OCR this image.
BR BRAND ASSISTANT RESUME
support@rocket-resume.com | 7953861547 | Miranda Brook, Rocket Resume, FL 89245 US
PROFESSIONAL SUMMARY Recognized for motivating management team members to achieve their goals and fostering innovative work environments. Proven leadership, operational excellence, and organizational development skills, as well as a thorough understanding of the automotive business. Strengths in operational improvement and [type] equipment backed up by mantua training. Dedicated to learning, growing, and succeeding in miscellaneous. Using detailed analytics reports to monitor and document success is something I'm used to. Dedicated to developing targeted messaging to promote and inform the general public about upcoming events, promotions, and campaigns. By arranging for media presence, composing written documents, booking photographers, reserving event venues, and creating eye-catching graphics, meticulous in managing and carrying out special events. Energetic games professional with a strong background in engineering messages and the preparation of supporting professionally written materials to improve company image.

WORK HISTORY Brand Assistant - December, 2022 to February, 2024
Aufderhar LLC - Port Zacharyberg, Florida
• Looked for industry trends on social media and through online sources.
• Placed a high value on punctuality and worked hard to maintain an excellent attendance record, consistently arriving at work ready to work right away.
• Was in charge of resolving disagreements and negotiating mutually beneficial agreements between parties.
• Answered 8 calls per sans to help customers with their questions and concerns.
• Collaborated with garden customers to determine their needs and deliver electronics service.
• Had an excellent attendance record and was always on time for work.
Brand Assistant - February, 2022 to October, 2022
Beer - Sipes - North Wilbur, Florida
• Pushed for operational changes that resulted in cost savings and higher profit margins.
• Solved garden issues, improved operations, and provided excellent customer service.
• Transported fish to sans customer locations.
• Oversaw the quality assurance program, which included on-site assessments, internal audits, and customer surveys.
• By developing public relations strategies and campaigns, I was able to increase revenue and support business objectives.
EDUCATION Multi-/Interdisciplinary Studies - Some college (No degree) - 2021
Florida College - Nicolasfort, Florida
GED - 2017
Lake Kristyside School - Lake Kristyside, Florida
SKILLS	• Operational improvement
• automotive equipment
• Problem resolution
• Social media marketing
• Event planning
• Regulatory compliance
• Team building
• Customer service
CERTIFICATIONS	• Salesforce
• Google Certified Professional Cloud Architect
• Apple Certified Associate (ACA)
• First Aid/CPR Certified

▶ Goal
Print every line of the records exactly. Omit nothing.

▶ Full answer
OCR this image.
BR BRAND ASSISTANT RESUME
support@rocket-resume.com | 7953861547 | Miranda Brook, Rocket Resume, FL 89245 US
PROFESSIONAL SUMMARY Recognized for motivating management team members to achieve their goals and fostering innovative work environments. Proven leadership, operational excellence, and organizational development skills, as well as a thorough understanding of the automotive business. Strengths in operational improvement and [type] equipment backed up by mantua training. Dedicated to learning, growing, and succeeding in miscellaneous. Using detailed analytics reports to monitor and document success is something I'm used to. Dedicated to developing targeted messaging to promote and inform the general public about upcoming events, promotions, and campaigns. By arranging for media presence, composing written documents, booking photographers, reserving event venues, and creating eye-catching graphics, meticulous in managing and carrying out special events. Energetic games professional with a strong background in engineering messages and the preparation of supporting professionally written materials to improve company image.

WORK HISTORY Brand Assistant - December, 2022 to February, 2024
Aufderhar LLC - Port Zacharyberg, Florida
• Looked for industry trends on social media and through online sources.
• Placed a high value on punctuality and worked hard to maintain an excellent attendance record, consistently arriving at work ready to work right away.
• Was in charge of resolving disagreements and negotiating mutually beneficial agreements between parties.
• Answered 8 calls per sans to help customers with their questions and concerns.
• Collaborated with garden customers to determine their needs and deliver electronics service.
• Had an excellent attendance record and was always on time for work.
Brand Assistant - February, 2022 to October, 2022
Beer - Sipes - North Wilbur, Florida
• Pushed for operational changes that resulted in cost savings and higher profit margins.
• Solved garden issues, improved operations, and provided excellent customer service.
• Transported fish to sans customer locations.
• Oversaw the quality assurance program, which included on-site assessments, internal audits, and customer surveys.
• By developing public relations strategies and campaigns, I was able to increase revenue and support business objectives.
EDUCATION Multi-/Interdisciplinary Studies - Some college (No degree) - 2021
Florida College - Nicolasfort, Florida
GED - 2017
Lake Kristyside School - Lake Kristyside, Florida
SKILLS	• Operational improvement
• automotive equipment
• Problem resolution
• Social media marketing
• Event planning
• Regulatory compliance
• Team building
• Customer service
CERTIFICATIONS	• Salesforce
• Google Certified Professional Cloud Architect
• Apple Certified Associate (ACA)
• First Aid/CPR Certified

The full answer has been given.